### AIM
Output the records exactly. Include every line.

+ + + + +

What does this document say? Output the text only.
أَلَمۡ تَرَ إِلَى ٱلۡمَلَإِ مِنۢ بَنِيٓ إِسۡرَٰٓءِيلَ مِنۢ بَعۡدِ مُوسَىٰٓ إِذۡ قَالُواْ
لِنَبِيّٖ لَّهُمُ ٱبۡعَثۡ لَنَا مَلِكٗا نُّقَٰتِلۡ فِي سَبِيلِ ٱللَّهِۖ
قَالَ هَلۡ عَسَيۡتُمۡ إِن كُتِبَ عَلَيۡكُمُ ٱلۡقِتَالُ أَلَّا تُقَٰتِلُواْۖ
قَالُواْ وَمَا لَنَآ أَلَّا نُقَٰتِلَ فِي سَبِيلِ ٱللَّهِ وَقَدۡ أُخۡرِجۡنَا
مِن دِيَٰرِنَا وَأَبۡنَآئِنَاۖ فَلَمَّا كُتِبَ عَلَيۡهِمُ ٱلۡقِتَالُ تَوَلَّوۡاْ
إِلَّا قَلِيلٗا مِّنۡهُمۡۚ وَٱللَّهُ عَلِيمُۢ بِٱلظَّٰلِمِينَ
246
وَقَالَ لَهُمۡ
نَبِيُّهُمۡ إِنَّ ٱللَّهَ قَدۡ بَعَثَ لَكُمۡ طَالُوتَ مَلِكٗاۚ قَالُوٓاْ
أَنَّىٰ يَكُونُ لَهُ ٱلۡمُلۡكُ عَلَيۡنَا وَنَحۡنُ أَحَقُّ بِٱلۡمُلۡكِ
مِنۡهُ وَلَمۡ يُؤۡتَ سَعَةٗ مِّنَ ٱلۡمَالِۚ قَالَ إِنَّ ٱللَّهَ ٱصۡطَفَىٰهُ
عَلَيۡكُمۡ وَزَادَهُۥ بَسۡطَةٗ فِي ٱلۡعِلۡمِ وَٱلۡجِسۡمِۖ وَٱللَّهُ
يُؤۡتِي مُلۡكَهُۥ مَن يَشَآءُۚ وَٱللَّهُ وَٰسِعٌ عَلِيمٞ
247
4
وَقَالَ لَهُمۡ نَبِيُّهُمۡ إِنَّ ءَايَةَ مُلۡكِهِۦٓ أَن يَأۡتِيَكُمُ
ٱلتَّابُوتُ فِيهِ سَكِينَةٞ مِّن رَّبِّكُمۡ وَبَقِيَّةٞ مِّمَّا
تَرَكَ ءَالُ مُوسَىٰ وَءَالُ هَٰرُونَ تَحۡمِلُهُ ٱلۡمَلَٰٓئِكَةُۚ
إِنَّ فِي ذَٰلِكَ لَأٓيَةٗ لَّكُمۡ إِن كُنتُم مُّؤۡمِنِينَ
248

+ + + + +

### CORRECT ANSWER
What does this document say? Output the text only.
أَلَمۡ تَرَ إِلَى ٱلۡمَلَإِ مِنۢ بَنِيٓ إِسۡرَٰٓءِيلَ مِنۢ بَعۡدِ مُوسَىٰٓ إِذۡ قَالُواْ
لِنَبِيّٖ لَّهُمُ ٱبۡعَثۡ لَنَا مَلِكٗا نُّقَٰتِلۡ فِي سَبِيلِ ٱللَّهِۖ
قَالَ هَلۡ عَسَيۡتُمۡ إِن كُتِبَ عَلَيۡكُمُ ٱلۡقِتَالُ أَلَّا تُقَٰتِلُواْۖ
قَالُواْ وَمَا لَنَآ أَلَّا نُقَٰتِلَ فِي سَبِيلِ ٱللَّهِ وَقَدۡ أُخۡرِجۡنَا
مِن دِيَٰرِنَا وَأَبۡنَآئِنَاۖ فَلَمَّا كُتِبَ عَلَيۡهِمُ ٱلۡقِتَالُ تَوَلَّوۡاْ
إِلَّا قَلِيلٗا مِّنۡهُمۡۚ وَٱللَّهُ عَلِيمُۢ بِٱلظَّٰلِمِينَ
246
وَقَالَ لَهُمۡ
نَبِيُّهُمۡ إِنَّ ٱللَّهَ قَدۡ بَعَثَ لَكُمۡ طَالُوتَ مَلِكٗاۚ قَالُوٓاْ
أَنَّىٰ يَكُونُ لَهُ ٱلۡمُلۡكُ عَلَيۡنَا وَنَحۡنُ أَحَقُّ بِٱلۡمُلۡكِ
مِنۡهُ وَلَمۡ يُؤۡتَ سَعَةٗ مِّنَ ٱلۡمَالِۚ قَالَ إِنَّ ٱللَّهَ ٱصۡطَفَىٰهُ
عَلَيۡكُمۡ وَزَادَهُۥ بَسۡطَةٗ فِي ٱلۡعِلۡمِ وَٱلۡجِسۡمِۖ وَٱللَّهُ
يُؤۡتِي مُلۡكَهُۥ مَن يَشَآءُۚ وَٱللَّهُ وَٰسِعٌ عَلِيمٞ
247
4
وَقَالَ لَهُمۡ نَبِيُّهُمۡ إِنَّ ءَايَةَ مُلۡكِهِۦٓ أَن يَأۡتِيَكُمُ
ٱلتَّابُوتُ فِيهِ سَكِينَةٞ مِّن رَّبِّكُمۡ وَبَقِيَّةٞ مِّمَّا
تَرَكَ ءَالُ مُوسَىٰ وَءَالُ هَٰرُونَ تَحۡمِلُهُ ٱلۡمَلَٰٓئِكَةُۚ
إِنَّ فِي ذَٰلِكَ لَأٓيَةٗ لَّكُمۡ إِن كُنتُم مُّؤۡمِنِينَ
248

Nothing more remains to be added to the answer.